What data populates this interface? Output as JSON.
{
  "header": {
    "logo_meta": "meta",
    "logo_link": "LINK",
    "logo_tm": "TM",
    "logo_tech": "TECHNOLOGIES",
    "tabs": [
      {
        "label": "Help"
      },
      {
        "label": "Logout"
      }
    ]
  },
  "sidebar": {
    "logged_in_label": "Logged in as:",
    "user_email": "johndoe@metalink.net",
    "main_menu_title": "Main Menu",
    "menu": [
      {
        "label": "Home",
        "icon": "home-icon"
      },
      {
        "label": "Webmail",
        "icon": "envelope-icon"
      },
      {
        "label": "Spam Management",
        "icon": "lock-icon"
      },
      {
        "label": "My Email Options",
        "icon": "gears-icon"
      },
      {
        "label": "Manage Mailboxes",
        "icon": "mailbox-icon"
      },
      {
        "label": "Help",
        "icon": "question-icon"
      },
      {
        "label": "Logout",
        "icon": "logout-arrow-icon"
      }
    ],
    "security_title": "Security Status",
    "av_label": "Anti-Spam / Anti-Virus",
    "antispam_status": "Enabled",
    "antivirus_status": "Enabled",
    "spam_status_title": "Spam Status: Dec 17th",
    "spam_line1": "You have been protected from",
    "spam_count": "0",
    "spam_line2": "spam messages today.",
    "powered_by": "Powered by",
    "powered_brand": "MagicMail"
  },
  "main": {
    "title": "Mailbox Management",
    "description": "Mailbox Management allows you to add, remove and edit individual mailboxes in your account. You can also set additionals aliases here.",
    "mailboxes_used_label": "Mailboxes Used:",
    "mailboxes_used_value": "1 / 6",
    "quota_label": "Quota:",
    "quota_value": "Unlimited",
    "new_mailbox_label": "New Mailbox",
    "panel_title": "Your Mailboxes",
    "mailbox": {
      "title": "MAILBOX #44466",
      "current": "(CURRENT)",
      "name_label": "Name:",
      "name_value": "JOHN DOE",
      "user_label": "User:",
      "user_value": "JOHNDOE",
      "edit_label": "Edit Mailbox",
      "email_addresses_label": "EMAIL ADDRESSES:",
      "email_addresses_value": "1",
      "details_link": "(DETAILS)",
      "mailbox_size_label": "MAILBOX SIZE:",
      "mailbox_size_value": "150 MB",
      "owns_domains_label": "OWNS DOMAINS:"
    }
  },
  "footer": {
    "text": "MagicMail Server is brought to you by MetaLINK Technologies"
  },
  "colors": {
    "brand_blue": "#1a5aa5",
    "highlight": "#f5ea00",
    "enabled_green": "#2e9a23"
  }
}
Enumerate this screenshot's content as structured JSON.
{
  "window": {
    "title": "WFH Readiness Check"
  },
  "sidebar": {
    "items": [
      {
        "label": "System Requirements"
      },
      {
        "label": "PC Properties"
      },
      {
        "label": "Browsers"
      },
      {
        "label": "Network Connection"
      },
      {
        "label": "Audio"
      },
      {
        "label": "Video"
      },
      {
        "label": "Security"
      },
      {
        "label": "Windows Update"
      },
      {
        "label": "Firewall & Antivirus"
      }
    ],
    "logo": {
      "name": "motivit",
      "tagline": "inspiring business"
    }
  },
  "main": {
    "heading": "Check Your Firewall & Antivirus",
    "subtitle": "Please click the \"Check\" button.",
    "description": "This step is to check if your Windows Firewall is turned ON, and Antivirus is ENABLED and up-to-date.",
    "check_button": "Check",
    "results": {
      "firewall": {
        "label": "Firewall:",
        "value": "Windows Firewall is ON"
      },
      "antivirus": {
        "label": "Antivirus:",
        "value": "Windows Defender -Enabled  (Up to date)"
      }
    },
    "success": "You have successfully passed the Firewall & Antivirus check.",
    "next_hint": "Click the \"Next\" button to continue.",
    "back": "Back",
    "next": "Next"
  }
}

- - - - -

_Exercise instructions_:
Repeat every line of the records, exactly as given.

_Solved exercise_:
What data populates this interface? Output as JSON.
{
  "header": {
    "logo_meta": "meta",
    "logo_link": "LINK",
    "logo_tm": "TM",
    "logo_tech": "TECHNOLOGIES",
    "tabs": [
      {
        "label": "Help"
      },
      {
        "label": "Logout"
      }
    ]
  },
  "sidebar": {
    "logged_in_label": "Logged in as:",
    "user_email": "johndoe@metalink.net",
    "main_menu_title": "Main Menu",
    "menu": [
      {
        "label": "Home",
        "icon": "home-icon"
      },
      {
        "label": "Webmail",
        "icon": "envelope-icon"
      },
      {
        "label": "Spam Management",
        "icon": "lock-icon"
      },
      {
        "label": "My Email Options",
        "icon": "gears-icon"
      },
      {
        "label": "Manage Mailboxes",
        "icon": "mailbox-icon"
      },
      {
        "label": "Help",
        "icon": "question-icon"
      },
      {
        "label": "Logout",
        "icon": "logout-arrow-icon"
      }
    ],
    "security_title": "Security Status",
    "av_label": "Anti-Spam / Anti-Virus",
    "antispam_status": "Enabled",
    "antivirus_status": "Enabled",
    "spam_status_title": "Spam Status: Dec 17th",
    "spam_line1": "You have been protected from",
    "spam_count": "0",
    "spam_line2": "spam messages today.",
    "powered_by": "Powered by",
    "powered_brand": "MagicMail"
  },
  "main": {
    "title": "Mailbox Management",
    "description": "Mailbox Management allows you to add, remove and edit individual mailboxes in your account. You can also set additionals aliases here.",
    "mailboxes_used_label": "Mailboxes Used:",
    "mailboxes_used_value": "1 / 6",
    "quota_label": "Quota:",
    "quota_value": "Unlimited",
    "new_mailbox_label": "New Mailbox",
    "panel_title": "Your Mailboxes",
    "mailbox": {
      "title": "MAILBOX #44466",
      "current": "(CURRENT)",
      "name_label": "Name:",
      "name_value": "JOHN DOE",
      "user_label": "User:",
      "user_value": "JOHNDOE",
      "edit_label": "Edit Mailbox",
      "email_addresses_label": "EMAIL ADDRESSES:",
      "email_addresses_value": "1",
      "details_link": "(DETAILS)",
      "mailbox_size_label": "MAILBOX SIZE:",
      "mailbox_size_value": "150 MB",
      "owns_domains_label": "OWNS DOMAINS:"
    }
  },
  "footer": {
    "text": "MagicMail Server is brought to you by MetaLINK Technologies"
  },
  "colors": {
    "brand_blue": "#1a5aa5",
    "highlight": "#f5ea00",
    "enabled_green": "#2e9a23"
  }
}
Enumerate this screenshot's content as structured JSON.
{
  "window": {
    "title": "WFH Readiness Check"
  },
  "sidebar": {
    "items": [
      {
        "label": "System Requirements"
      },
      {
        "label": "PC Properties"
      },
      {
        "label": "Browsers"
      },
      {
        "label": "Network Connection"
      },
      {
        "label": "Audio"
      },
      {
        "label": "Video"
      },
      {
        "label": "Security"
      },
      {
        "label": "Windows Update"
      },
      {
        "label": "Firewall & Antivirus"
      }
    ],
    "logo": {
      "name": "motivit",
      "tagline": "inspiring business"
    }
  },
  "main": {
    "heading": "Check Your Firewall & Antivirus",
    "subtitle": "Please click the \"Check\" button.",
    "description": "This step is to check if your Windows Firewall is turned ON, and Antivirus is ENABLED and up-to-date.",
    "check_button": "Check",
    "results": {
      "firewall": {
        "label": "Firewall:",
        "value": "Windows Firewall is ON"
      },
      "antivirus": {
        "label": "Antivirus:",
        "value": "Windows Defender -Enabled  (Up to date)"
      }
    },
    "success": "You have successfully passed the Firewall & Antivirus check.",
    "next_hint": "Click the \"Next\" button to continue.",
    "back": "Back",
    "next": "Next"
  }
}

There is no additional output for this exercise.